> **Stated goal**
Return the listing below word for word.

----------------------------------------

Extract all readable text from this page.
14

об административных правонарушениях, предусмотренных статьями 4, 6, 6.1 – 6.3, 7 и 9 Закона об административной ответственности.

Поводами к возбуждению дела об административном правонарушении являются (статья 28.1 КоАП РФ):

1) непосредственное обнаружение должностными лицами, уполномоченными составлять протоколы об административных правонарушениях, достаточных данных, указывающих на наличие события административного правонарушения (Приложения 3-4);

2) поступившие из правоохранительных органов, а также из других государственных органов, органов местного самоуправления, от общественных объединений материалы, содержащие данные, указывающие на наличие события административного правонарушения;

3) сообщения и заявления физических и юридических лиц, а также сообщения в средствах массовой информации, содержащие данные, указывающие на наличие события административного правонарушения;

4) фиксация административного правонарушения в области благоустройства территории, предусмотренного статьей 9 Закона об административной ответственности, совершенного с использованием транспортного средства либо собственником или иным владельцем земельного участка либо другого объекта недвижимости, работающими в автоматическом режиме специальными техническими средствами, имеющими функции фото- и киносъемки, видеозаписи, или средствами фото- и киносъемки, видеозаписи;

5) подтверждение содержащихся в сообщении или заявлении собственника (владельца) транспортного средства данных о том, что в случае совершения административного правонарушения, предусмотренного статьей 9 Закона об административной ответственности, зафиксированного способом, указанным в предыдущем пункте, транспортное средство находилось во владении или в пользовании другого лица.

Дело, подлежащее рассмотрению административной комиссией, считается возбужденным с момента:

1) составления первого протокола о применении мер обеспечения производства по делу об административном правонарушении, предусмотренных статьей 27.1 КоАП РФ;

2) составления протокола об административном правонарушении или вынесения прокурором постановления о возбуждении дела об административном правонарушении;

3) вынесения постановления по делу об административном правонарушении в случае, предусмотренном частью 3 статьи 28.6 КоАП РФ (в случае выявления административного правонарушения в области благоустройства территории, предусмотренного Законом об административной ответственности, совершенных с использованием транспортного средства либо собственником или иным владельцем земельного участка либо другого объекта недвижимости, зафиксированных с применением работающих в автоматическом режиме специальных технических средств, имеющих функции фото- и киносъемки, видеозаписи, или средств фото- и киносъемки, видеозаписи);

----------------------------------------

> **Solution for this task**
Extract all readable text from this page.
14

об административных правонарушениях, предусмотренных статьями 4, 6, 6.1 – 6.3, 7 и 9 Закона об административной ответственности.

Поводами к возбуждению дела об административном правонарушении являются (статья 28.1 КоАП РФ):

1) непосредственное обнаружение должностными лицами, уполномоченными составлять протоколы об административных правонарушениях, достаточных данных, указывающих на наличие события административного правонарушения (Приложения 3-4);

2) поступившие из правоохранительных органов, а также из других государственных органов, органов местного самоуправления, от общественных объединений материалы, содержащие данные, указывающие на наличие события административного правонарушения;

3) сообщения и заявления физических и юридических лиц, а также сообщения в средствах массовой информации, содержащие данные, указывающие на наличие события административного правонарушения;

4) фиксация административного правонарушения в области благоустройства территории, предусмотренного статьей 9 Закона об административной ответственности, совершенного с использованием транспортного средства либо собственником или иным владельцем земельного участка либо другого объекта недвижимости, работающими в автоматическом режиме специальными техническими средствами, имеющими функции фото- и киносъемки, видеозаписи, или средствами фото- и киносъемки, видеозаписи;

5) подтверждение содержащихся в сообщении или заявлении собственника (владельца) транспортного средства данных о том, что в случае совершения административного правонарушения, предусмотренного статьей 9 Закона об административной ответственности, зафиксированного способом, указанным в предыдущем пункте, транспортное средство находилось во владении или в пользовании другого лица.

Дело, подлежащее рассмотрению административной комиссией, считается возбужденным с момента:

1) составления первого протокола о применении мер обеспечения производства по делу об административном правонарушении, предусмотренных статьей 27.1 КоАП РФ;

2) составления протокола об административном правонарушении или вынесения прокурором постановления о возбуждении дела об административном правонарушении;

3) вынесения постановления по делу об административном правонарушении в случае, предусмотренном частью 3 статьи 28.6 КоАП РФ (в случае выявления административного правонарушения в области благоустройства территории, предусмотренного Законом об административной ответственности, совершенных с использованием транспортного средства либо собственником или иным владельцем земельного участка либо другого объекта недвижимости, зафиксированных с применением работающих в автоматическом режиме специальных технических средств, имеющих функции фото- и киносъемки, видеозаписи, или средств фото- и киносъемки, видеозаписи);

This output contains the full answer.